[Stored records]
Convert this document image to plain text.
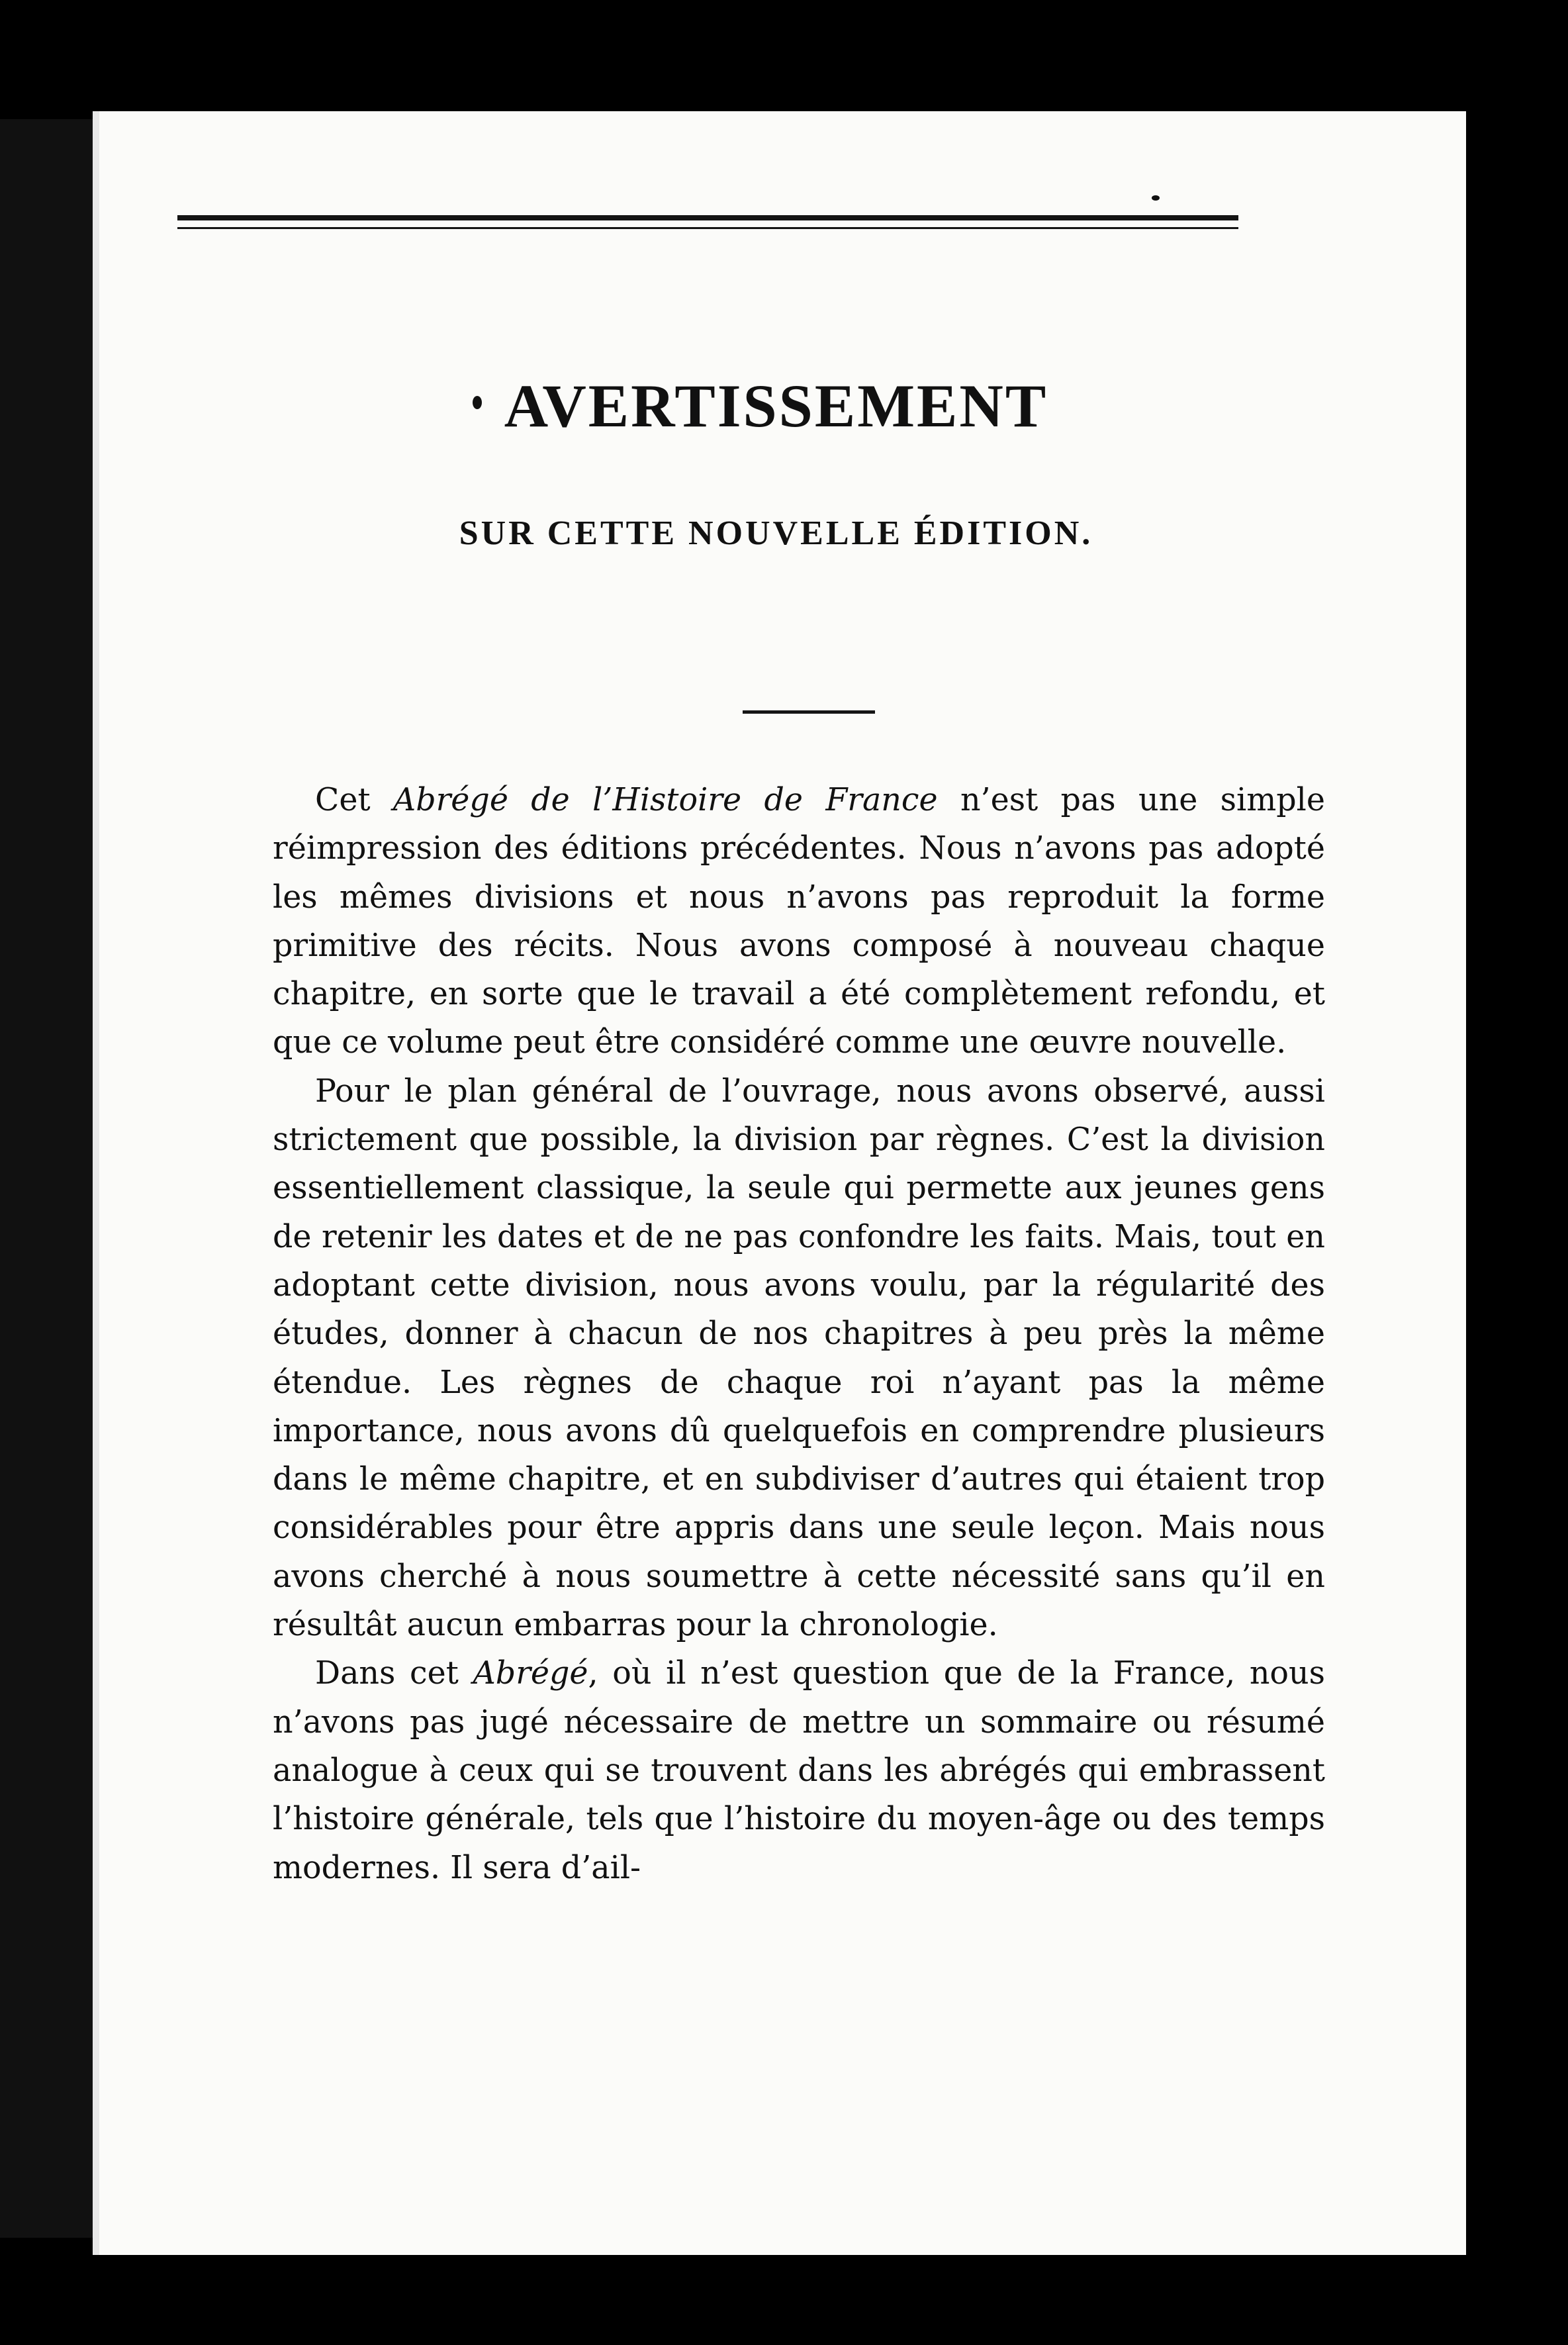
AVERTISSEMENT
SUR CETTE NOUVELLE ÉDITION.

Cet Abrégé de l’Histoire de France n’est pas une simple réimpression des éditions précédentes. Nous n’avons pas adopté les mêmes divisions et nous n’avons pas reproduit la forme primitive des récits. Nous avons composé à nouveau chaque chapitre, en sorte que le travail a été complètement refondu, et que ce volume peut être considéré comme une œuvre nouvelle.

Pour le plan général de l’ouvrage, nous avons observé, aussi strictement que possible, la division par règnes. C’est la division essentiellement classique, la seule qui permette aux jeunes gens de retenir les dates et de ne pas confondre les faits. Mais, tout en adoptant cette division, nous avons voulu, par la régularité des études, donner à chacun de nos chapitres à peu près la même étendue. Les règnes de chaque roi n’ayant pas la même importance, nous avons dû quelquefois en comprendre plusieurs dans le même chapitre, et en subdiviser d’autres qui étaient trop considérables pour être appris dans une seule leçon. Mais nous avons cherché à nous soumettre à cette nécessité sans qu’il en résultât aucun embarras pour la chronologie.

Dans cet Abrégé, où il n’est question que de la France, nous n’avons pas jugé nécessaire de mettre un sommaire ou résumé analogue à ceux qui se trouvent dans les abrégés qui embrassent l’histoire générale, tels que l’histoire du moyen-âge ou des temps modernes. Il sera d’ail-
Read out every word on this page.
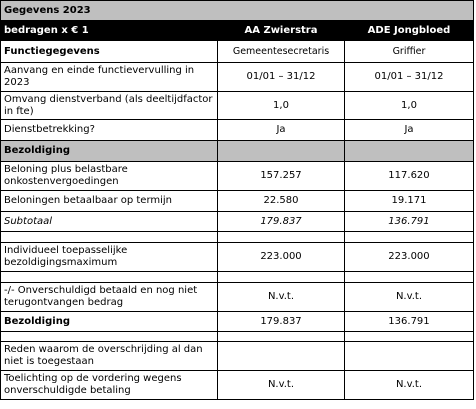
Gegevens 2023		
bedragen x € 1	AA Zwierstra	ADE Jongbloed
Functiegegevens	Gemeentesecretaris	Griffier
Aanvang en einde functievervulling in 2023	01/01 – 31/12	01/01 – 31/12
Omvang dienstverband (als deeltijdfactor in fte)	1,0	1,0
Dienstbetrekking?	Ja	Ja
Bezoldiging		
Beloning plus belastbare onkostenvergoedingen	157.257	117.620
Beloningen betaalbaar op termijn	22.580	19.171
Subtotaal	179.837	136.791

Individueel toepasselijke bezoldigingsmaximum	223.000	223.000

-/- Onverschuldigd betaald en nog niet terugontvangen bedrag	N.v.t.	N.v.t.
Bezoldiging	179.837	136.791

Reden waarom de overschrijding al dan niet is toegestaan		
Toelichting op de vordering wegens onverschuldigde betaling	N.v.t.	N.v.t.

-- Stated task --
Pictures are to be left out; the records above must be repeated word for word.

-- Output of the exercise --
Convert this document image to plain text.
AVERTISSEMENT
SUR CETTE NOUVELLE ÉDITION.

Cet Abrégé de l’Histoire de France n’est pas une simple réimpression des éditions précédentes. Nous n’avons pas adopté les mêmes divisions et nous n’avons pas reproduit la forme primitive des récits. Nous avons composé à nouveau chaque chapitre, en sorte que le travail a été complètement refondu, et que ce volume peut être considéré comme une œuvre nouvelle.

Pour le plan général de l’ouvrage, nous avons observé, aussi strictement que possible, la division par règnes. C’est la division essentiellement classique, la seule qui permette aux jeunes gens de retenir les dates et de ne pas confondre les faits. Mais, tout en adoptant cette division, nous avons voulu, par la régularité des études, donner à chacun de nos chapitres à peu près la même étendue. Les règnes de chaque roi n’ayant pas la même importance, nous avons dû quelquefois en comprendre plusieurs dans le même chapitre, et en subdiviser d’autres qui étaient trop considérables pour être appris dans une seule leçon. Mais nous avons cherché à nous soumettre à cette nécessité sans qu’il en résultât aucun embarras pour la chronologie.

Dans cet Abrégé, où il n’est question que de la France, nous n’avons pas jugé nécessaire de mettre un sommaire ou résumé analogue à ceux qui se trouvent dans les abrégés qui embrassent l’histoire générale, tels que l’histoire du moyen-âge ou des temps modernes. Il sera d’ail-
Read out every word on this page.
Gegevens 2023		
bedragen x € 1	AA Zwierstra	ADE Jongbloed
Functiegegevens	Gemeentesecretaris	Griffier
Aanvang en einde functievervulling in 2023	01/01 – 31/12	01/01 – 31/12
Omvang dienstverband (als deeltijdfactor in fte)	1,0	1,0
Dienstbetrekking?	Ja	Ja
Bezoldiging		
Beloning plus belastbare onkostenvergoedingen	157.257	117.620
Beloningen betaalbaar op termijn	22.580	19.171
Subtotaal	179.837	136.791

Individueel toepasselijke bezoldigingsmaximum	223.000	223.000

-/- Onverschuldigd betaald en nog niet terugontvangen bedrag	N.v.t.	N.v.t.
Bezoldiging	179.837	136.791

Reden waarom de overschrijding al dan niet is toegestaan		
Toelichting op de vordering wegens onverschuldigde betaling	N.v.t.	N.v.t.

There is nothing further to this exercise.